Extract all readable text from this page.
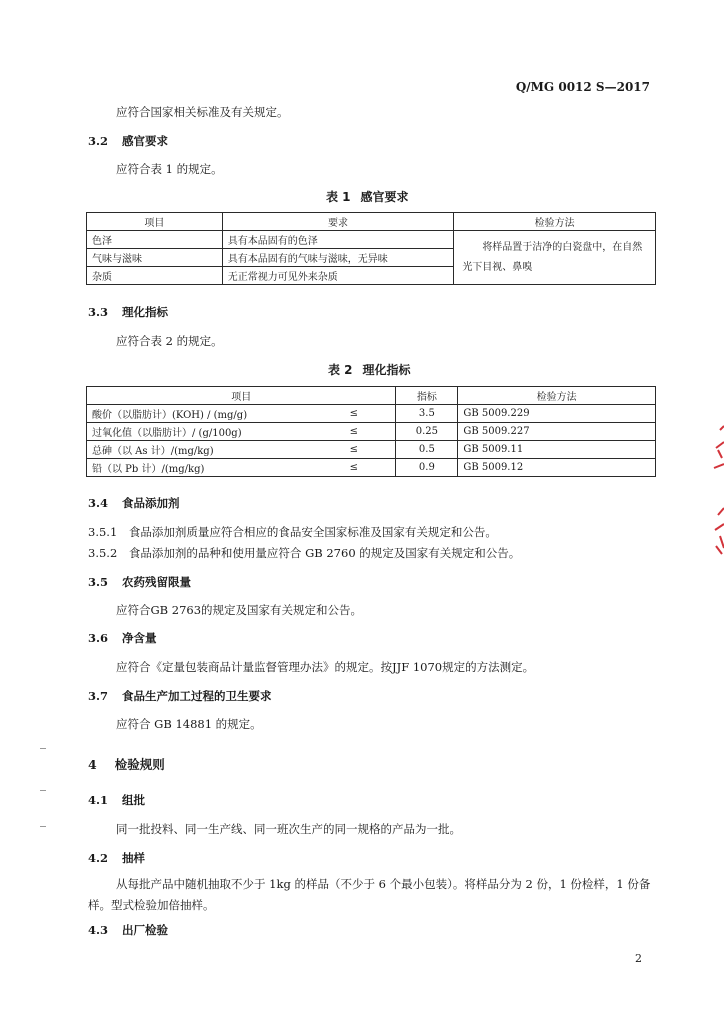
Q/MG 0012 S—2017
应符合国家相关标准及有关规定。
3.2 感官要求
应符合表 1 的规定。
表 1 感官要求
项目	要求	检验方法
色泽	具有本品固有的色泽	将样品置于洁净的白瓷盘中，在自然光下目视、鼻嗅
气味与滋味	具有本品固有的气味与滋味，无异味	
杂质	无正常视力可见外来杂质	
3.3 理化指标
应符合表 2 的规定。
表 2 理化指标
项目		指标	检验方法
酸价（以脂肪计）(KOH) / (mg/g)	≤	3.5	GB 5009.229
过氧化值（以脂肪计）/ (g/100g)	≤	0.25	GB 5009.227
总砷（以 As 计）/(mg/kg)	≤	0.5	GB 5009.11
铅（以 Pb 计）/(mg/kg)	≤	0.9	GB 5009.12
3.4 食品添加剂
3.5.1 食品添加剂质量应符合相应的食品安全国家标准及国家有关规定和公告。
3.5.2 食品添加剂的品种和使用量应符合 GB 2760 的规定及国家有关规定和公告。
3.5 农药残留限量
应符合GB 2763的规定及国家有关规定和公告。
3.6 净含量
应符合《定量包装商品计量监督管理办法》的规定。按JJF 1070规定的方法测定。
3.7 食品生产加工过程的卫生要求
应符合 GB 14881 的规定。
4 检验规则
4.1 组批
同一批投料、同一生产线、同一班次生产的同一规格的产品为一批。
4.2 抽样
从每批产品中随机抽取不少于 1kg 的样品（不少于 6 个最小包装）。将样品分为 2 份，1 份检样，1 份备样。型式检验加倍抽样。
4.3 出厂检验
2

* * * * * * * * *

■ SET EXERCISE ■
Without including the pictures, return each record above exactly as it stands.

■ RESULT ■
Extract all readable text from this page.
Q/MG 0012 S—2017
应符合国家相关标准及有关规定。
3.2 感官要求
应符合表 1 的规定。
表 1 感官要求
项目	要求	检验方法
色泽	具有本品固有的色泽	将样品置于洁净的白瓷盘中，在自然光下目视、鼻嗅
气味与滋味	具有本品固有的气味与滋味，无异味	
杂质	无正常视力可见外来杂质	
3.3 理化指标
应符合表 2 的规定。
表 2 理化指标
项目		指标	检验方法
酸价（以脂肪计）(KOH) / (mg/g)	≤	3.5	GB 5009.229
过氧化值（以脂肪计）/ (g/100g)	≤	0.25	GB 5009.227
总砷（以 As 计）/(mg/kg)	≤	0.5	GB 5009.11
铅（以 Pb 计）/(mg/kg)	≤	0.9	GB 5009.12
3.4 食品添加剂
3.5.1 食品添加剂质量应符合相应的食品安全国家标准及国家有关规定和公告。
3.5.2 食品添加剂的品种和使用量应符合 GB 2760 的规定及国家有关规定和公告。
3.5 农药残留限量
应符合GB 2763的规定及国家有关规定和公告。
3.6 净含量
应符合《定量包装商品计量监督管理办法》的规定。按JJF 1070规定的方法测定。
3.7 食品生产加工过程的卫生要求
应符合 GB 14881 的规定。
4 检验规则
4.1 组批
同一批投料、同一生产线、同一班次生产的同一规格的产品为一批。
4.2 抽样
从每批产品中随机抽取不少于 1kg 的样品（不少于 6 个最小包装）。将样品分为 2 份，1 份检样，1 份备样。型式检验加倍抽样。
4.3 出厂检验
2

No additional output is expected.